## Required task
Repeat the full listing below verbatim and keep the images out.

** BEGIN Data lines **

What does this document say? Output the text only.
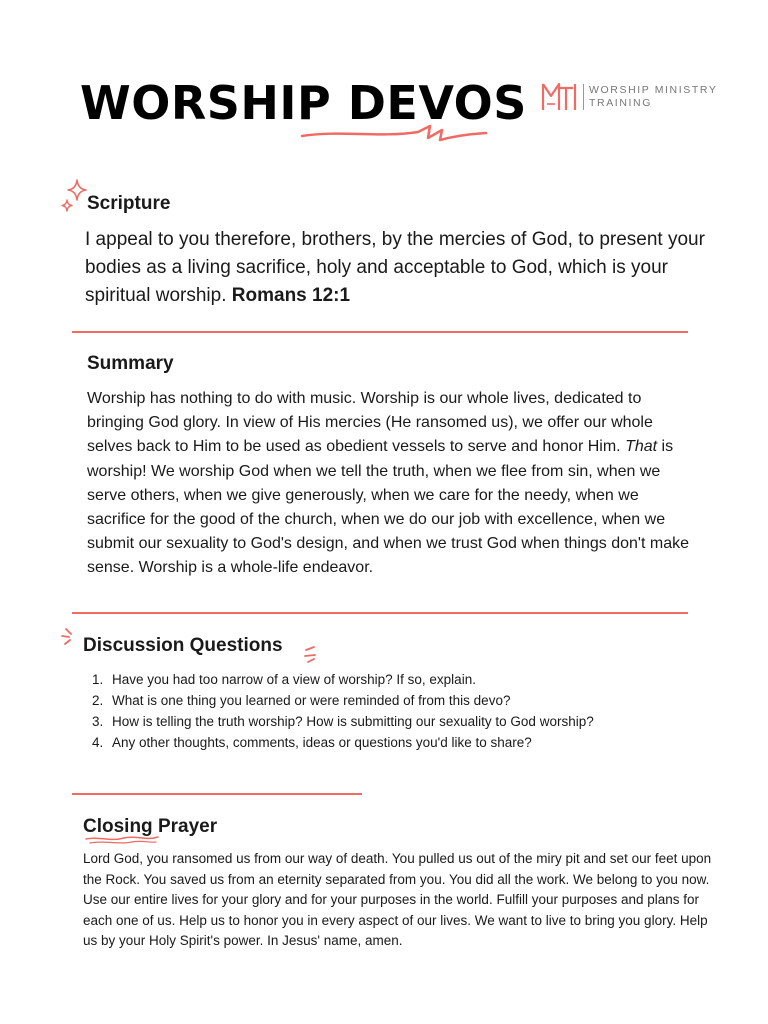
WORSHIP DEVOS	WORSHIP MINISTRY
TRAINING
Scripture
I appeal to you therefore, brothers, by the mercies of God, to present your bodies as a living sacrifice, holy and acceptable to God, which is your spiritual worship. Romans 12:1
Summary
Worship has nothing to do with music. Worship is our whole lives, dedicated to bringing God glory. In view of His mercies (He ransomed us), we offer our whole selves back to Him to be used as obedient vessels to serve and honor Him. That is worship! We worship God when we tell the truth, when we flee from sin, when we serve others, when we give generously, when we care for the needy, when we sacrifice for the good of the church, when we do our job with excellence, when we submit our sexuality to God's design, and when we trust God when things don't make sense. Worship is a whole-life endeavor.
Discussion Questions
1. Have you had too narrow of a view of worship? If so, explain.
2. What is one thing you learned or were reminded of from this devo?
3. How is telling the truth worship? How is submitting our sexuality to God worship?
4. Any other thoughts, comments, ideas or questions you'd like to share?
Closing Prayer
Lord God, you ransomed us from our way of death. You pulled us out of the miry pit and set our feet upon the Rock. You saved us from an eternity separated from you. You did all the work. We belong to you now. Use our entire lives for your glory and for your purposes in the world. Fulfill your purposes and plans for each one of us. Help us to honor you in every aspect of our lives. We want to live to bring you glory. Help us by your Holy Spirit's power. In Jesus' name, amen.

** END Data lines **

## Answer to this task
What does this document say? Output the text only.
WORSHIP DEVOS	WORSHIP MINISTRY
TRAINING
Scripture
I appeal to you therefore, brothers, by the mercies of God, to present your bodies as a living sacrifice, holy and acceptable to God, which is your spiritual worship. Romans 12:1
Summary
Worship has nothing to do with music. Worship is our whole lives, dedicated to bringing God glory. In view of His mercies (He ransomed us), we offer our whole selves back to Him to be used as obedient vessels to serve and honor Him. That is worship! We worship God when we tell the truth, when we flee from sin, when we serve others, when we give generously, when we care for the needy, when we sacrifice for the good of the church, when we do our job with excellence, when we submit our sexuality to God's design, and when we trust God when things don't make sense. Worship is a whole-life endeavor.
Discussion Questions
1. Have you had too narrow of a view of worship? If so, explain.
2. What is one thing you learned or were reminded of from this devo?
3. How is telling the truth worship? How is submitting our sexuality to God worship?
4. Any other thoughts, comments, ideas or questions you'd like to share?
Closing Prayer
Lord God, you ransomed us from our way of death. You pulled us out of the miry pit and set our feet upon the Rock. You saved us from an eternity separated from you. You did all the work. We belong to you now. Use our entire lives for your glory and for your purposes in the world. Fulfill your purposes and plans for each one of us. Help us to honor you in every aspect of our lives. We want to live to bring you glory. Help us by your Holy Spirit's power. In Jesus' name, amen.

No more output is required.